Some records

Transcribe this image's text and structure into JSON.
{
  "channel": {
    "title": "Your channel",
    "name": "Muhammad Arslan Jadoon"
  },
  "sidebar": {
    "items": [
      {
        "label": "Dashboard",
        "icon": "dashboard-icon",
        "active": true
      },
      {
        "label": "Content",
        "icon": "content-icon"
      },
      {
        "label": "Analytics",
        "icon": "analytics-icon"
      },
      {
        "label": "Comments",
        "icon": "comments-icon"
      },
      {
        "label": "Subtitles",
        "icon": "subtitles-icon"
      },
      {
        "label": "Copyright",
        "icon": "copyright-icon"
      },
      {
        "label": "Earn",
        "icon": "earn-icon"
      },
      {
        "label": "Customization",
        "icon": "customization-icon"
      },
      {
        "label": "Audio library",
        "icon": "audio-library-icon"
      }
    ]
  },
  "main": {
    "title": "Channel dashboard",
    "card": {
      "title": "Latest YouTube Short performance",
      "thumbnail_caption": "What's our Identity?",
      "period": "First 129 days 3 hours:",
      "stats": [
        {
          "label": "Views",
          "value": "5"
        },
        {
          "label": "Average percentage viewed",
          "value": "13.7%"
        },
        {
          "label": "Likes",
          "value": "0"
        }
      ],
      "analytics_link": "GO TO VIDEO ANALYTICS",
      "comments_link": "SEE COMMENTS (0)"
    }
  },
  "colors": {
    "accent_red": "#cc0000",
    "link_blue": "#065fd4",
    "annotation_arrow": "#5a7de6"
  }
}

---

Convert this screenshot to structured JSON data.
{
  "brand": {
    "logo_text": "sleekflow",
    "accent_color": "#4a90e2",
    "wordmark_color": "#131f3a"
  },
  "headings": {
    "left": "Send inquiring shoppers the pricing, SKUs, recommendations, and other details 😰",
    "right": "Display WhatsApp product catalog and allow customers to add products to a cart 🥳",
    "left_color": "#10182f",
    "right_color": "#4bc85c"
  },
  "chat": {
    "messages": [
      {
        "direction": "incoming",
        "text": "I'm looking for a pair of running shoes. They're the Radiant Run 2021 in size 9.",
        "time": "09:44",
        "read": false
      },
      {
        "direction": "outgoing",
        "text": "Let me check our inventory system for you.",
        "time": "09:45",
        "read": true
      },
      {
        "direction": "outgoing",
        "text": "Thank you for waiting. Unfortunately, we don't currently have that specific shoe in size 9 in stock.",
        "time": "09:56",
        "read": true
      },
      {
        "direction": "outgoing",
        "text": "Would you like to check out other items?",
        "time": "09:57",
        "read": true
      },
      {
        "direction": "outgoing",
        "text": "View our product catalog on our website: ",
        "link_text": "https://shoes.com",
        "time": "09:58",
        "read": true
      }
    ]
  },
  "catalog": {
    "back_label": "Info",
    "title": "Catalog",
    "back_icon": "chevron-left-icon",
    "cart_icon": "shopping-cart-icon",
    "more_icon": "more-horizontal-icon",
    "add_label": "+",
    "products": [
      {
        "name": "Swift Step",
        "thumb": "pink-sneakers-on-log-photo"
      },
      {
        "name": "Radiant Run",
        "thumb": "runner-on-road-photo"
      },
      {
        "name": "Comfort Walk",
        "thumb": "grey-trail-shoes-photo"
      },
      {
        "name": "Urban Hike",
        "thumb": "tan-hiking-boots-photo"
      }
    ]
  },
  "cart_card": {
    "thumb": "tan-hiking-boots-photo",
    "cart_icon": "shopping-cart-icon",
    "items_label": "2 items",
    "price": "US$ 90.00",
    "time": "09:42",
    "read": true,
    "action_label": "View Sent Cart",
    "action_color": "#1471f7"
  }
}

*TASK*. In the listing, how many lines hold "boots"? Answer with a bare number.

*WRITTEN ANSWER*. 2